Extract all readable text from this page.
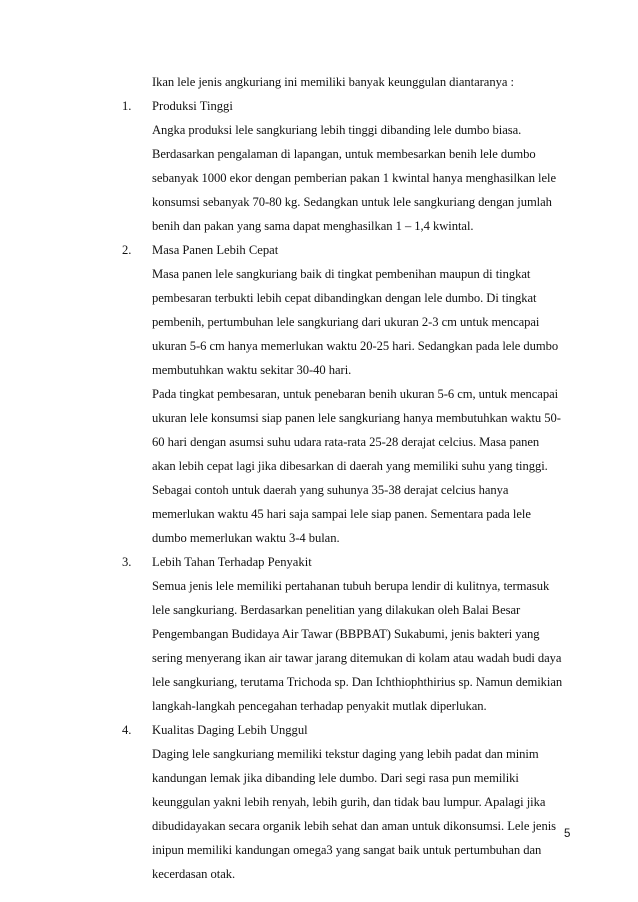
Ikan lele jenis angkuriang ini memiliki banyak keunggulan diantaranya :
1. Produksi Tinggi
Angka produksi lele sangkuriang lebih tinggi dibanding lele dumbo biasa.
Berdasarkan pengalaman di lapangan, untuk membesarkan benih lele dumbo
sebanyak 1000 ekor dengan pemberian pakan 1 kwintal hanya menghasilkan lele
konsumsi sebanyak 70-80 kg. Sedangkan untuk lele sangkuriang dengan jumlah
benih dan pakan yang sama dapat menghasilkan 1 – 1,4 kwintal.
2. Masa Panen Lebih Cepat
Masa panen lele sangkuriang baik di tingkat pembenihan maupun di tingkat
pembesaran terbukti lebih cepat dibandingkan dengan lele dumbo. Di tingkat
pembenih, pertumbuhan lele sangkuriang dari ukuran 2-3 cm untuk mencapai
ukuran 5-6 cm hanya memerlukan waktu 20-25 hari. Sedangkan pada lele dumbo
membutuhkan waktu sekitar 30-40 hari.
Pada tingkat pembesaran, untuk penebaran benih ukuran 5-6 cm, untuk mencapai
ukuran lele konsumsi siap panen lele sangkuriang hanya membutuhkan waktu 50-
60 hari dengan asumsi suhu udara rata-rata 25-28 derajat celcius. Masa panen
akan lebih cepat lagi jika dibesarkan di daerah yang memiliki suhu yang tinggi.
Sebagai contoh untuk daerah yang suhunya 35-38 derajat celcius hanya
memerlukan waktu 45 hari saja sampai lele siap panen. Sementara pada lele
dumbo memerlukan waktu 3-4 bulan.
3. Lebih Tahan Terhadap Penyakit
Semua jenis lele memiliki pertahanan tubuh berupa lendir di kulitnya, termasuk
lele sangkuriang. Berdasarkan penelitian yang dilakukan oleh Balai Besar
Pengembangan Budidaya Air Tawar (BBPBAT) Sukabumi, jenis bakteri yang
sering menyerang ikan air tawar jarang ditemukan di kolam atau wadah budi daya
lele sangkuriang, terutama Trichoda sp. Dan Ichthiophthirius sp. Namun demikian
langkah-langkah pencegahan terhadap penyakit mutlak diperlukan.
4. Kualitas Daging Lebih Unggul
Daging lele sangkuriang memiliki tekstur daging yang lebih padat dan minim
kandungan lemak jika dibanding lele dumbo. Dari segi rasa pun memiliki
keunggulan yakni lebih renyah, lebih gurih, dan tidak bau lumpur. Apalagi jika
dibudidayakan secara organik lebih sehat dan aman untuk dikonsumsi. Lele jenis
inipun memiliki kandungan omega3 yang sangat baik untuk pertumbuhan dan
kecerdasan otak.
5
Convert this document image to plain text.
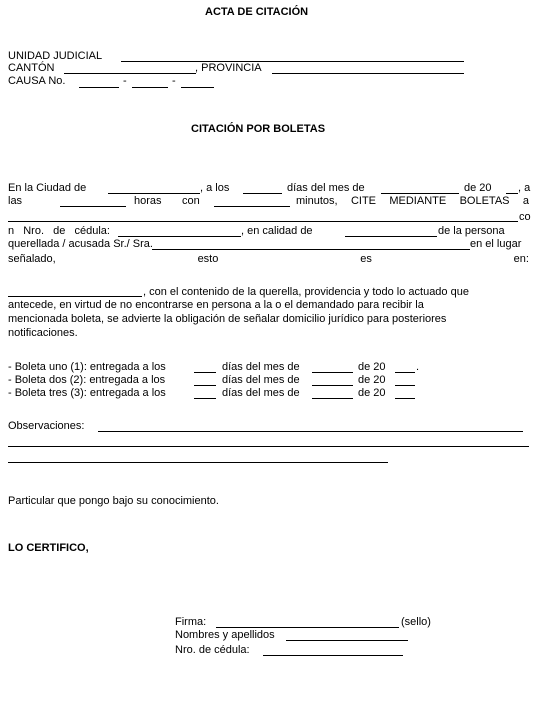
ACTA DE CITACIÓN
UNIDAD JUDICIAL
CANTÓN	, PROVINCIA
CAUSA No.	-	-
CITACIÓN POR BOLETAS
En la Ciudad de	, a los	días del mes de	de 20 , a
las	horas con	minutos, CITE MEDIANTE BOLETAS a
co
n Nro. de cédula:	, en calidad de	de la persona
querellada / acusada Sr./ Sra.	en el lugar
señalado,	esto	es	en:
, con el contenido de la querella, providencia y todo lo actuado que
antecede, en virtud de no encontrarse en persona a la o el demandado para recibir la
mencionada boleta, se advierte la obligación de señalar domicilio jurídico para posteriores
notificaciones.
- Boleta uno (1): entregada a los	días del mes de	de 20	.
- Boleta dos (2): entregada a los	días del mes de	de 20
- Boleta tres (3): entregada a los	días del mes de	de 20
Observaciones:
Particular que pongo bajo su conocimiento.
LO CERTIFICO,
Firma:	(sello)
Nombres y apellidos
Nro. de cédula:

* * * * * * *

* [Short task]: Identify the lines in the records above that contain the word "celcius", then state how many there are and nothing more.

* [Task answer]: 2